In the records below, locate the line containing "Parse this screenshot: output"; output that line and every following line through the last, exactly.

--- Information shown ---

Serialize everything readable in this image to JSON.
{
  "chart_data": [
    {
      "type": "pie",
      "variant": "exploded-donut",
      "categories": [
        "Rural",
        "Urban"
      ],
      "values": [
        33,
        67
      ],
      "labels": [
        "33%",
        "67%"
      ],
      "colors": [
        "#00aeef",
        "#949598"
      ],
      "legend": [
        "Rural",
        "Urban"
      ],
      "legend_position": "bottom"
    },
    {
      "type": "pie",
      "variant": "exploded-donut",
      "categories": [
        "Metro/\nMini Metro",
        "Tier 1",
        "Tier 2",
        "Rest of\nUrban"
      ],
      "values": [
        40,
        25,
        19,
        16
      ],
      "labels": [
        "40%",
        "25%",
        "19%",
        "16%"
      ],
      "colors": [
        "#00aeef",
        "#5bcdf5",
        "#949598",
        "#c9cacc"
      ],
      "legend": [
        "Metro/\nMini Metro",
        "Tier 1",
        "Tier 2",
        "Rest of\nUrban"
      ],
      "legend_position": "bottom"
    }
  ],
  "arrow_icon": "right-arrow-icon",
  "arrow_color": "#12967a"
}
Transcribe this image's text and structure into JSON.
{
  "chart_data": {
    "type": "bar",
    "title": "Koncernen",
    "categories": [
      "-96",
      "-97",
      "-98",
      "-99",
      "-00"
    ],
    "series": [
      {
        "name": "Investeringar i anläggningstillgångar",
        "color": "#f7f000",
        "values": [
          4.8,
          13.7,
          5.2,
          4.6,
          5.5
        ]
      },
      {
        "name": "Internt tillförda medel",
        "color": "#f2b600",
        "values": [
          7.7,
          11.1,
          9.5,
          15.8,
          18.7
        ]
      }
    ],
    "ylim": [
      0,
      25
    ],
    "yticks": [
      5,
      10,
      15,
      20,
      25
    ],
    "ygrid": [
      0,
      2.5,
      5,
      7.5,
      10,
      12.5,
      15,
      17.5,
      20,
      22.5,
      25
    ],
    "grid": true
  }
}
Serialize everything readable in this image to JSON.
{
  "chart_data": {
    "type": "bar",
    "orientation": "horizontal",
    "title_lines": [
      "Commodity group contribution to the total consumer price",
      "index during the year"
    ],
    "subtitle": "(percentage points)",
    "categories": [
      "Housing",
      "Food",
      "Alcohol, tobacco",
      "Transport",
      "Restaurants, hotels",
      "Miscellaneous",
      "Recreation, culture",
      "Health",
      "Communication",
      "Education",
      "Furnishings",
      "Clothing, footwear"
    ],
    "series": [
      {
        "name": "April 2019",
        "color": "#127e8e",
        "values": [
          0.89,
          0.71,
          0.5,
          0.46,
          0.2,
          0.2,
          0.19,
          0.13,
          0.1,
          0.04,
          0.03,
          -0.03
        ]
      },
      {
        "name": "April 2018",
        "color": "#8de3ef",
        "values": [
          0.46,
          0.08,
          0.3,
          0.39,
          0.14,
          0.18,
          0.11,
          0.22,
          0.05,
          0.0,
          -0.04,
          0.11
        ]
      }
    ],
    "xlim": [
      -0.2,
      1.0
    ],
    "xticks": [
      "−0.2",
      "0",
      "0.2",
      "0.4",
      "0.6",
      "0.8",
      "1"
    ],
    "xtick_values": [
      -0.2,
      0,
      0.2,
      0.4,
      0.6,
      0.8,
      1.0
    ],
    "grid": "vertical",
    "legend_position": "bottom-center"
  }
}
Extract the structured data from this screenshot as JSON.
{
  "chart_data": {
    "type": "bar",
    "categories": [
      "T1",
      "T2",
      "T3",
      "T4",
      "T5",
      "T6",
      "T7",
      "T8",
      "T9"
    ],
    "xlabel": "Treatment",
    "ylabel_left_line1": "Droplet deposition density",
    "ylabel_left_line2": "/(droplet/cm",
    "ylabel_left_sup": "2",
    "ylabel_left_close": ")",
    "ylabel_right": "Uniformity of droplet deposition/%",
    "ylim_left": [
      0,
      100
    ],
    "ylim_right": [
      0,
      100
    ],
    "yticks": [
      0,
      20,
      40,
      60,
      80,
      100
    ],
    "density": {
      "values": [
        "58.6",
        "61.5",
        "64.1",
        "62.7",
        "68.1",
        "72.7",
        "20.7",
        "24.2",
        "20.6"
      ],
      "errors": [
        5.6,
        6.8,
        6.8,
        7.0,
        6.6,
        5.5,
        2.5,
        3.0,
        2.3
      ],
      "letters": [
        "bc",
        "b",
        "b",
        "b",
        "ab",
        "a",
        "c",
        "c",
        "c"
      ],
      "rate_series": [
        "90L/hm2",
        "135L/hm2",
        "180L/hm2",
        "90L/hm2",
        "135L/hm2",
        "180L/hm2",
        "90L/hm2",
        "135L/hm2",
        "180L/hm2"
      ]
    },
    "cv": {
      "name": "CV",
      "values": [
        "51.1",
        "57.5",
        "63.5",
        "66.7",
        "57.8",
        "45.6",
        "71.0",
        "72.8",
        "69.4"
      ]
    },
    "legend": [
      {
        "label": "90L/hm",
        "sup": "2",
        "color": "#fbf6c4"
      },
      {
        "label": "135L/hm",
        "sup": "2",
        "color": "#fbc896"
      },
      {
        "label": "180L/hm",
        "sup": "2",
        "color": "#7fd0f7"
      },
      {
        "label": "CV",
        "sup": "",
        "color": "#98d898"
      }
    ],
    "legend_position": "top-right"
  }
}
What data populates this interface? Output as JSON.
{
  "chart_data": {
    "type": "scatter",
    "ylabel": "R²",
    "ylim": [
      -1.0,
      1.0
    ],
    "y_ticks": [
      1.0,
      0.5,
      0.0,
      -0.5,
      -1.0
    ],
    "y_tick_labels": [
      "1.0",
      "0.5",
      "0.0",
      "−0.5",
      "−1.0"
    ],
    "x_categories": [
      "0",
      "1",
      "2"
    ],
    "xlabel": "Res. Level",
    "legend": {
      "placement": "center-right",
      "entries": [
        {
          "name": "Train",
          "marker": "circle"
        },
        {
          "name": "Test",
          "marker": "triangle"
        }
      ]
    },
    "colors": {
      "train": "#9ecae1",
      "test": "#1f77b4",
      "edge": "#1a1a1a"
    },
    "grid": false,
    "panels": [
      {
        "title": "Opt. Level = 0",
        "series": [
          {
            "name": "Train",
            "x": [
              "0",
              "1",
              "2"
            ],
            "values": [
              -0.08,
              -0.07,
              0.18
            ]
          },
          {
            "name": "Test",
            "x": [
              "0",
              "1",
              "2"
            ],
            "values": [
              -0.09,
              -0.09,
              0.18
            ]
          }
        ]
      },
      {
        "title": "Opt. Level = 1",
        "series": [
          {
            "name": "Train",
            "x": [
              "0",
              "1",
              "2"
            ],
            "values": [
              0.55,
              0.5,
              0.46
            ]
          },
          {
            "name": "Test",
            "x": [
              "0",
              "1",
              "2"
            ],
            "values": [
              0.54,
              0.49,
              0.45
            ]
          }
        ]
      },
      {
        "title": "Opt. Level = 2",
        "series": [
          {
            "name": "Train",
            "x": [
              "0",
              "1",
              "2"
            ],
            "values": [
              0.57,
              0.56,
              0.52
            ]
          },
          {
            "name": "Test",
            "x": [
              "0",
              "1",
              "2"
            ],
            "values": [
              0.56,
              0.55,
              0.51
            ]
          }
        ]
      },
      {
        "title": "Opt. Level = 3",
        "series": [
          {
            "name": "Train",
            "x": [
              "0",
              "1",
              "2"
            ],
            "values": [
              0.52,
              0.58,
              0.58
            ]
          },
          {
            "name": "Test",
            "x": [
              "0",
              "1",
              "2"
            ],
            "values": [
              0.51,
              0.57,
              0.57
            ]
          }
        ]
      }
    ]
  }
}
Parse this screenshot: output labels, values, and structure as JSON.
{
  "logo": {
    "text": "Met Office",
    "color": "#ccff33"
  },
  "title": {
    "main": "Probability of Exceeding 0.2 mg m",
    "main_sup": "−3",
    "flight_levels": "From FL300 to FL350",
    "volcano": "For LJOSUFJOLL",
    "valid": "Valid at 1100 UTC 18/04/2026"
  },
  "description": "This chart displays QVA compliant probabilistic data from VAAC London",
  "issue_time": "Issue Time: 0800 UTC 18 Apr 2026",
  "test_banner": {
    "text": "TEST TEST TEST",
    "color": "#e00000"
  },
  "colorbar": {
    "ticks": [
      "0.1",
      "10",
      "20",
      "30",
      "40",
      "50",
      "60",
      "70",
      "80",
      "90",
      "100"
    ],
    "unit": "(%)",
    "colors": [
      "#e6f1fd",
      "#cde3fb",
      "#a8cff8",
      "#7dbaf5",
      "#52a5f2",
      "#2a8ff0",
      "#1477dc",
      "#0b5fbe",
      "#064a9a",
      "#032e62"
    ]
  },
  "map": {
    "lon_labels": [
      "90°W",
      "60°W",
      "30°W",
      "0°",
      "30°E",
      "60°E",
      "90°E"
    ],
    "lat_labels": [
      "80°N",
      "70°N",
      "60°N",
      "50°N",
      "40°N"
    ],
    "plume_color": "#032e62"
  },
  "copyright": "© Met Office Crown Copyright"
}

---

> [Result of the exercise]
Parse this screenshot: output labels, values, and structure as JSON.
{
  "logo": {
    "text": "Met Office",
    "color": "#ccff33"
  },
  "title": {
    "main": "Probability of Exceeding 0.2 mg m",
    "main_sup": "−3",
    "flight_levels": "From FL300 to FL350",
    "volcano": "For LJOSUFJOLL",
    "valid": "Valid at 1100 UTC 18/04/2026"
  },
  "description": "This chart displays QVA compliant probabilistic data from VAAC London",
  "issue_time": "Issue Time: 0800 UTC 18 Apr 2026",
  "test_banner": {
    "text": "TEST TEST TEST",
    "color": "#e00000"
  },
  "colorbar": {
    "ticks": [
      "0.1",
      "10",
      "20",
      "30",
      "40",
      "50",
      "60",
      "70",
      "80",
      "90",
      "100"
    ],
    "unit": "(%)",
    "colors": [
      "#e6f1fd",
      "#cde3fb",
      "#a8cff8",
      "#7dbaf5",
      "#52a5f2",
      "#2a8ff0",
      "#1477dc",
      "#0b5fbe",
      "#064a9a",
      "#032e62"
    ]
  },
  "map": {
    "lon_labels": [
      "90°W",
      "60°W",
      "30°W",
      "0°",
      "30°E",
      "60°E",
      "90°E"
    ],
    "lat_labels": [
      "80°N",
      "70°N",
      "60°N",
      "50°N",
      "40°N"
    ],
    "plume_color": "#032e62"
  },
  "copyright": "© Met Office Crown Copyright"
}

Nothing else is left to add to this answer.